**Job**
Would you pull out every line of the material that contains the string "соответствующего"?

**Provided information**
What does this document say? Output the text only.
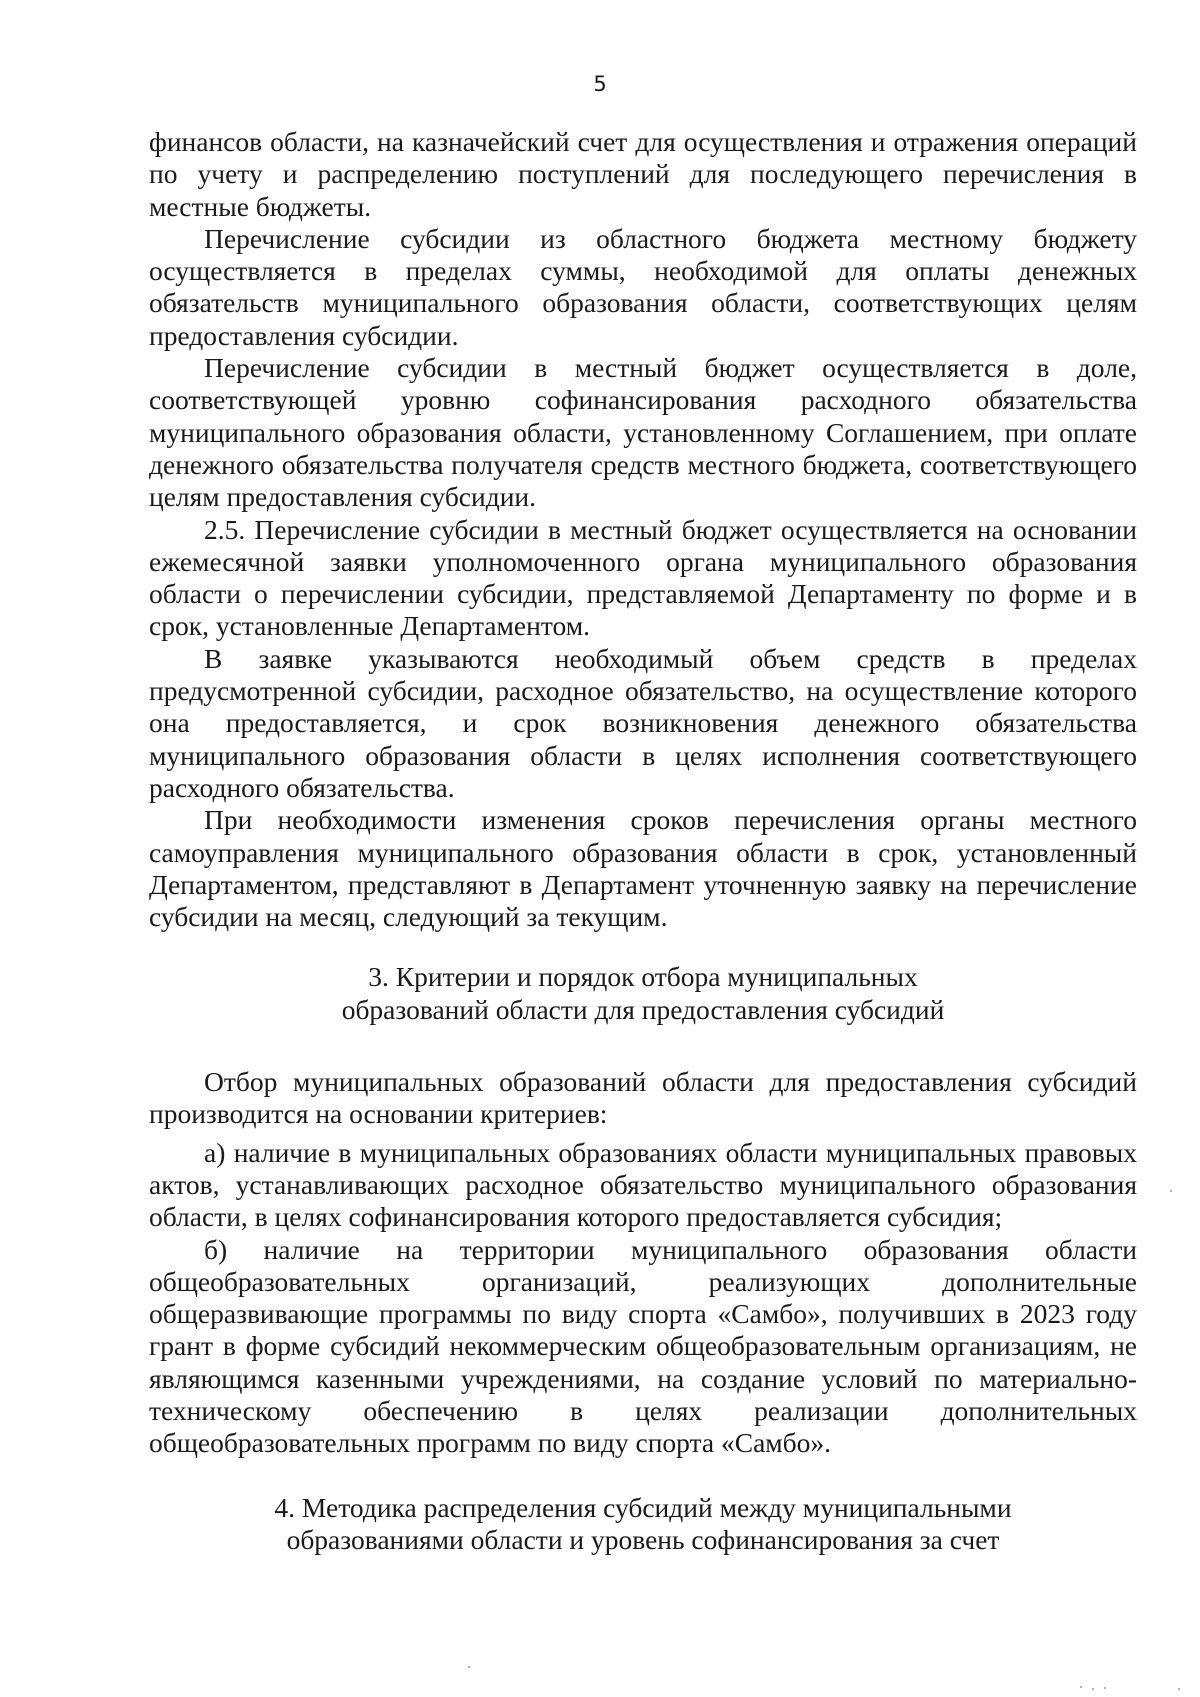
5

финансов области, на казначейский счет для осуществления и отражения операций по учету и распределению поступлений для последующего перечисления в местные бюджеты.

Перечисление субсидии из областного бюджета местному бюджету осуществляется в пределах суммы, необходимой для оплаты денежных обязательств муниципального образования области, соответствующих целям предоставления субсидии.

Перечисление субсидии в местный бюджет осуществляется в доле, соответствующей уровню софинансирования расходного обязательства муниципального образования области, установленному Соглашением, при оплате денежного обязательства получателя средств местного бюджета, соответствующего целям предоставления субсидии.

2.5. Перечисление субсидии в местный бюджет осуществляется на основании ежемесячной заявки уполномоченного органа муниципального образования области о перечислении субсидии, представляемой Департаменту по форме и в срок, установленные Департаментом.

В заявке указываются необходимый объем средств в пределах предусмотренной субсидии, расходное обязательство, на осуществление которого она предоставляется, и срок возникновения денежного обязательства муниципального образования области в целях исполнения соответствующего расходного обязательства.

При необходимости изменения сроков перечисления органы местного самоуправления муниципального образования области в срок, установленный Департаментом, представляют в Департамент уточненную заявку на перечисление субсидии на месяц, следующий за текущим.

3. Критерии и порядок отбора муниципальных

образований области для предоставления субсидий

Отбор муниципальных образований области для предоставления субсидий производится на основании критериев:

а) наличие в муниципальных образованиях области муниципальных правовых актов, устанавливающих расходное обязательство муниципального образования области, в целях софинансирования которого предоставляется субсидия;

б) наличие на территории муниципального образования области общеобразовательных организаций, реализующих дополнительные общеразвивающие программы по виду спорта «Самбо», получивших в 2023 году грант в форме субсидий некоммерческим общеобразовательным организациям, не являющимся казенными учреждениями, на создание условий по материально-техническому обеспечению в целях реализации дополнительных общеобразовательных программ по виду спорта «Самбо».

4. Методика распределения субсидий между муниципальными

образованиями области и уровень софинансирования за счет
* * *
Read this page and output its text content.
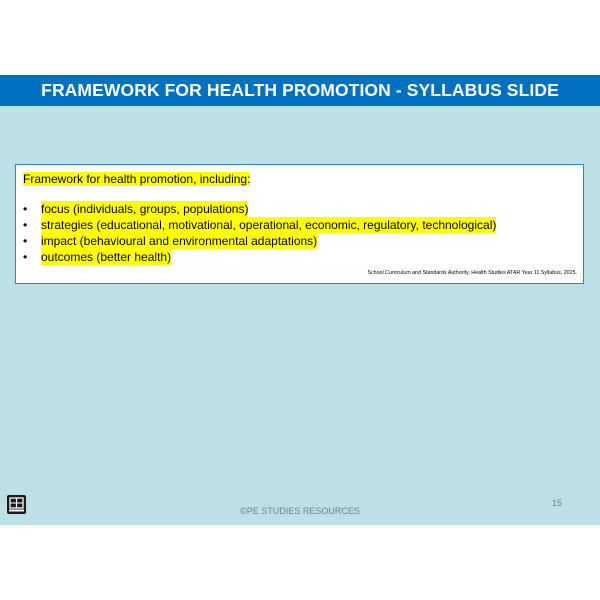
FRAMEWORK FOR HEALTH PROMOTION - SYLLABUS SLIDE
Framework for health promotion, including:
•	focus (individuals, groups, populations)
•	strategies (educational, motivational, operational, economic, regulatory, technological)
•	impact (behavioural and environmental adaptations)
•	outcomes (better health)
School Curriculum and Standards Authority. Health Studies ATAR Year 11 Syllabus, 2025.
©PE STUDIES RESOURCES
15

**Result**
Перечисление субсидии в местный бюджет осуществляется в доле, соответствующей уровню софинансирования расходного обязательства муниципального образования области, установленному Соглашением, при оплате денежного обязательства получателя средств местного бюджета, соответствующего целям предоставления субсидии.
В заявке указываются необходимый объем средств в пределах предусмотренной субсидии, расходное обязательство, на осуществление которого она предоставляется, и срок возникновения денежного обязательства муниципального образования области в целях исполнения соответствующего расходного обязательства.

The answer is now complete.